**REQUIRED TASK:**
Leaving the pictures aside, transcribe every line below exactly.

**EXCERPTED RECORDS:**
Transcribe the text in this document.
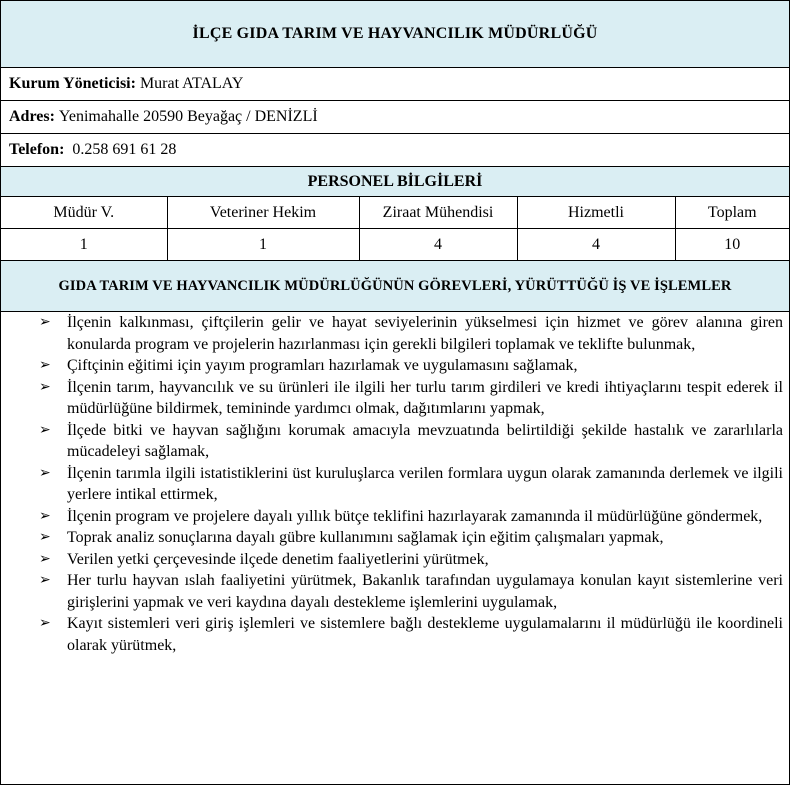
İLÇE GIDA TARIM VE HAYVANCILIK MÜDÜRLÜĞÜ
Kurum Yöneticisi: Murat ATALAY
Adres: Yenimahalle 20590 Beyağaç / DENİZLİ
Telefon: 0.258 691 61 28
PERSONEL BİLGİLERİ
Müdür V.	Veteriner Hekim	Ziraat Mühendisi	Hizmetli	Toplam
1	1	4	4	10
GIDA TARIM VE HAYVANCILIK MÜDÜRLÜĞÜNÜN GÖREVLERİ, YÜRÜTTÜĞÜ İŞ VE İŞLEMLER
➢ İlçenin kalkınması, çiftçilerin gelir ve hayat seviyelerinin yükselmesi için hizmet ve görev alanına giren konularda program ve projelerin hazırlanması için gerekli bilgileri toplamak ve teklifte bulunmak,
➢ Çiftçinin eğitimi için yayım programları hazırlamak ve uygulamasını sağlamak,
➢ İlçenin tarım, hayvancılık ve su ürünleri ile ilgili her turlu tarım girdileri ve kredi ihtiyaçlarını tespit ederek il müdürlüğüne bildirmek, temininde yardımcı olmak, dağıtımlarını yapmak,
➢ İlçede bitki ve hayvan sağlığını korumak amacıyla mevzuatında belirtildiği şekilde hastalık ve zararlılarla mücadeleyi sağlamak,
➢ İlçenin tarımla ilgili istatistiklerini üst kuruluşlarca verilen formlara uygun olarak zamanında derlemek ve ilgili yerlere intikal ettirmek,
➢ İlçenin program ve projelere dayalı yıllık bütçe teklifini hazırlayarak zamanında il müdürlüğüne göndermek,
➢ Toprak analiz sonuçlarına dayalı gübre kullanımını sağlamak için eğitim çalışmaları yapmak,
➢ Verilen yetki çerçevesinde ilçede denetim faaliyetlerini yürütmek,
➢ Her turlu hayvan ıslah faaliyetini yürütmek, Bakanlık tarafından uygulamaya konulan kayıt sistemlerine veri girişlerini yapmak ve veri kaydına dayalı destekleme işlemlerini uygulamak,
➢ Kayıt sistemleri veri giriş işlemleri ve sistemlere bağlı destekleme uygulamalarını il müdürlüğü ile koordineli olarak yürütmek,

**WRITTEN ANSWER:**
Transcribe the text in this document.
İLÇE GIDA TARIM VE HAYVANCILIK MÜDÜRLÜĞÜ
Kurum Yöneticisi: Murat ATALAY
Adres: Yenimahalle 20590 Beyağaç / DENİZLİ
Telefon: 0.258 691 61 28
PERSONEL BİLGİLERİ
Müdür V.	Veteriner Hekim	Ziraat Mühendisi	Hizmetli	Toplam
1	1	4	4	10
GIDA TARIM VE HAYVANCILIK MÜDÜRLÜĞÜNÜN GÖREVLERİ, YÜRÜTTÜĞÜ İŞ VE İŞLEMLER
➢ İlçenin kalkınması, çiftçilerin gelir ve hayat seviyelerinin yükselmesi için hizmet ve görev alanına giren konularda program ve projelerin hazırlanması için gerekli bilgileri toplamak ve teklifte bulunmak,
➢ Çiftçinin eğitimi için yayım programları hazırlamak ve uygulamasını sağlamak,
➢ İlçenin tarım, hayvancılık ve su ürünleri ile ilgili her turlu tarım girdileri ve kredi ihtiyaçlarını tespit ederek il müdürlüğüne bildirmek, temininde yardımcı olmak, dağıtımlarını yapmak,
➢ İlçede bitki ve hayvan sağlığını korumak amacıyla mevzuatında belirtildiği şekilde hastalık ve zararlılarla mücadeleyi sağlamak,
➢ İlçenin tarımla ilgili istatistiklerini üst kuruluşlarca verilen formlara uygun olarak zamanında derlemek ve ilgili yerlere intikal ettirmek,
➢ İlçenin program ve projelere dayalı yıllık bütçe teklifini hazırlayarak zamanında il müdürlüğüne göndermek,
➢ Toprak analiz sonuçlarına dayalı gübre kullanımını sağlamak için eğitim çalışmaları yapmak,
➢ Verilen yetki çerçevesinde ilçede denetim faaliyetlerini yürütmek,
➢ Her turlu hayvan ıslah faaliyetini yürütmek, Bakanlık tarafından uygulamaya konulan kayıt sistemlerine veri girişlerini yapmak ve veri kaydına dayalı destekleme işlemlerini uygulamak,
➢ Kayıt sistemleri veri giriş işlemleri ve sistemlere bağlı destekleme uygulamalarını il müdürlüğü ile koordineli olarak yürütmek,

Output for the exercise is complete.